** BEGIN **

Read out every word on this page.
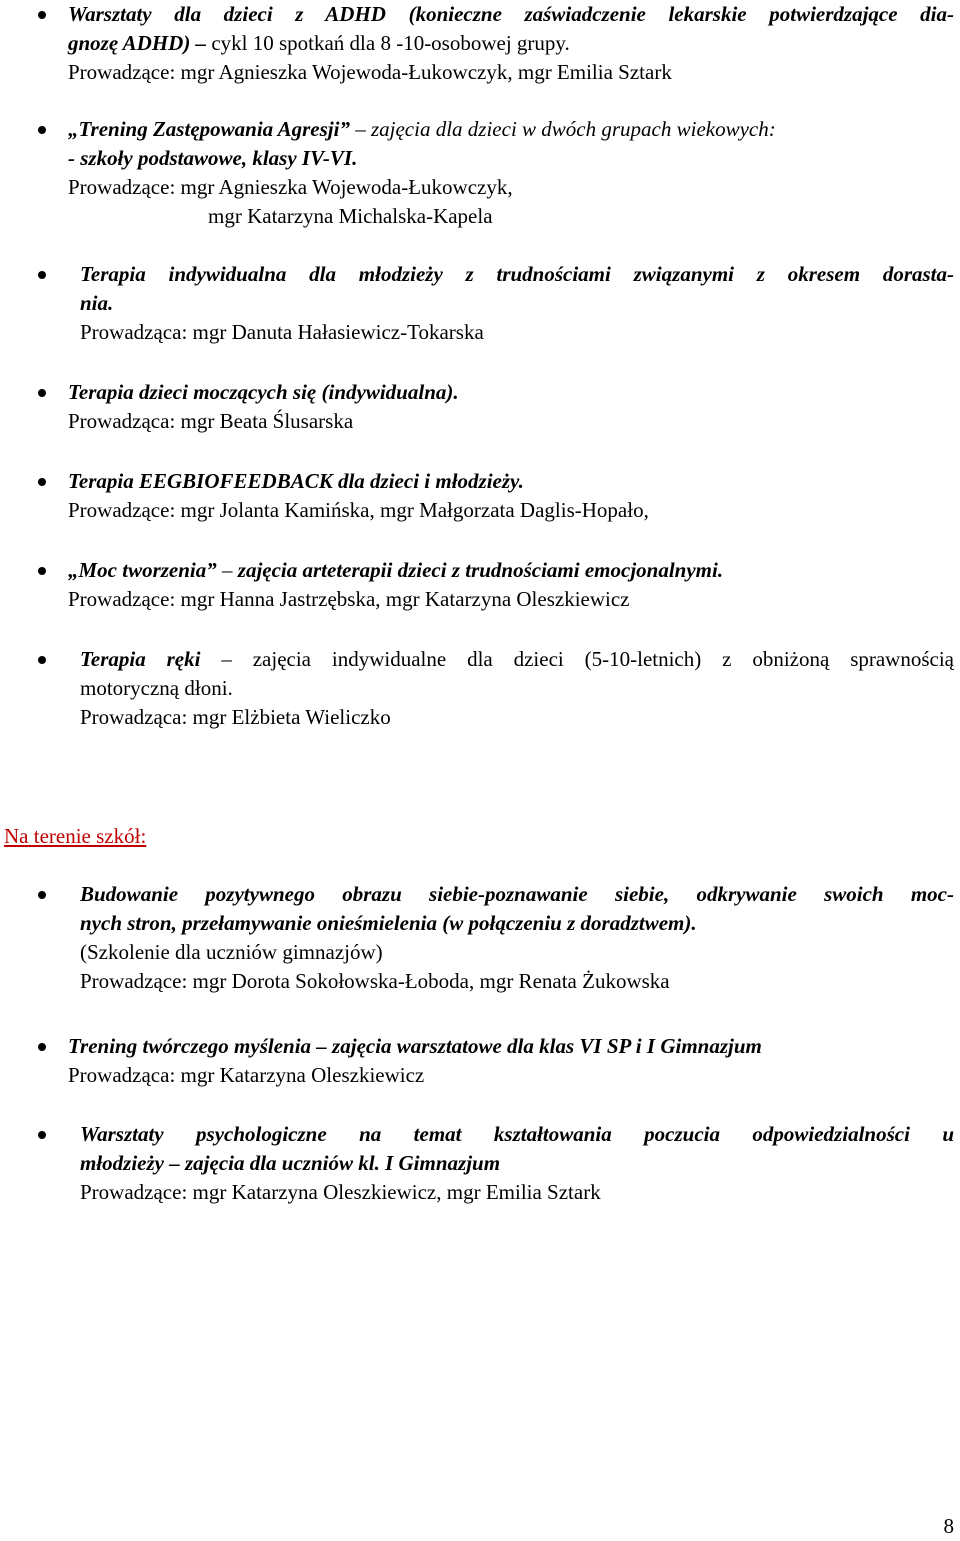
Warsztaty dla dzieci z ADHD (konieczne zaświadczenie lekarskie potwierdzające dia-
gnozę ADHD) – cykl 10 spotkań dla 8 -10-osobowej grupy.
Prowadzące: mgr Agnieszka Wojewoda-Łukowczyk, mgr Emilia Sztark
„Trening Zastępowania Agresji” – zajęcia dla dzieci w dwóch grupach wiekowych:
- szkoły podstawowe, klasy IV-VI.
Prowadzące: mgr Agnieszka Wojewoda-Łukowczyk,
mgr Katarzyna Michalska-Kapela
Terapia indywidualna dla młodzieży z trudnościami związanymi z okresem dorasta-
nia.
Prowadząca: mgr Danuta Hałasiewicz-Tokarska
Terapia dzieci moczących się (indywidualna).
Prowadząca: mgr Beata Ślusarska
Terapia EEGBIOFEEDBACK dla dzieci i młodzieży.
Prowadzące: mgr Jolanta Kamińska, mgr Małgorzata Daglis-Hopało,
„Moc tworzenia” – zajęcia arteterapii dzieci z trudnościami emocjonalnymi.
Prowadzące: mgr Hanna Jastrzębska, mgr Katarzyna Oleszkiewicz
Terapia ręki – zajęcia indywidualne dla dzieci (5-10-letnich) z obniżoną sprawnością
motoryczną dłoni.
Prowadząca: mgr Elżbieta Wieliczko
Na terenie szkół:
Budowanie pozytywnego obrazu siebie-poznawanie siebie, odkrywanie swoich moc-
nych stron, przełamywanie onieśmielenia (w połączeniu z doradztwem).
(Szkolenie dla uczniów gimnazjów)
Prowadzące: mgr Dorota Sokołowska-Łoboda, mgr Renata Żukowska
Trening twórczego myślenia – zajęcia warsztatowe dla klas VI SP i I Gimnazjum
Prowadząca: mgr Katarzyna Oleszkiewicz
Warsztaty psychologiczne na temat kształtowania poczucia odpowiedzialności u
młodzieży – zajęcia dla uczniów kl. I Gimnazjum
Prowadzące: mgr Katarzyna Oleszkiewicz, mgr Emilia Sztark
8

** END **

To be done: Return to the listing above and set it down exactly, leaving out its pictures.

Full output:
Read out every word on this page.
Warsztaty dla dzieci z ADHD (konieczne zaświadczenie lekarskie potwierdzające dia-
gnozę ADHD) – cykl 10 spotkań dla 8 -10-osobowej grupy.
Prowadzące: mgr Agnieszka Wojewoda-Łukowczyk, mgr Emilia Sztark
„Trening Zastępowania Agresji” – zajęcia dla dzieci w dwóch grupach wiekowych:
- szkoły podstawowe, klasy IV-VI.
Prowadzące: mgr Agnieszka Wojewoda-Łukowczyk,
mgr Katarzyna Michalska-Kapela
Terapia indywidualna dla młodzieży z trudnościami związanymi z okresem dorasta-
nia.
Prowadząca: mgr Danuta Hałasiewicz-Tokarska
Terapia dzieci moczących się (indywidualna).
Prowadząca: mgr Beata Ślusarska
Terapia EEGBIOFEEDBACK dla dzieci i młodzieży.
Prowadzące: mgr Jolanta Kamińska, mgr Małgorzata Daglis-Hopało,
„Moc tworzenia” – zajęcia arteterapii dzieci z trudnościami emocjonalnymi.
Prowadzące: mgr Hanna Jastrzębska, mgr Katarzyna Oleszkiewicz
Terapia ręki – zajęcia indywidualne dla dzieci (5-10-letnich) z obniżoną sprawnością
motoryczną dłoni.
Prowadząca: mgr Elżbieta Wieliczko
Na terenie szkół:
Budowanie pozytywnego obrazu siebie-poznawanie siebie, odkrywanie swoich moc-
nych stron, przełamywanie onieśmielenia (w połączeniu z doradztwem).
(Szkolenie dla uczniów gimnazjów)
Prowadzące: mgr Dorota Sokołowska-Łoboda, mgr Renata Żukowska
Trening twórczego myślenia – zajęcia warsztatowe dla klas VI SP i I Gimnazjum
Prowadząca: mgr Katarzyna Oleszkiewicz
Warsztaty psychologiczne na temat kształtowania poczucia odpowiedzialności u
młodzieży – zajęcia dla uczniów kl. I Gimnazjum
Prowadzące: mgr Katarzyna Oleszkiewicz, mgr Emilia Sztark
8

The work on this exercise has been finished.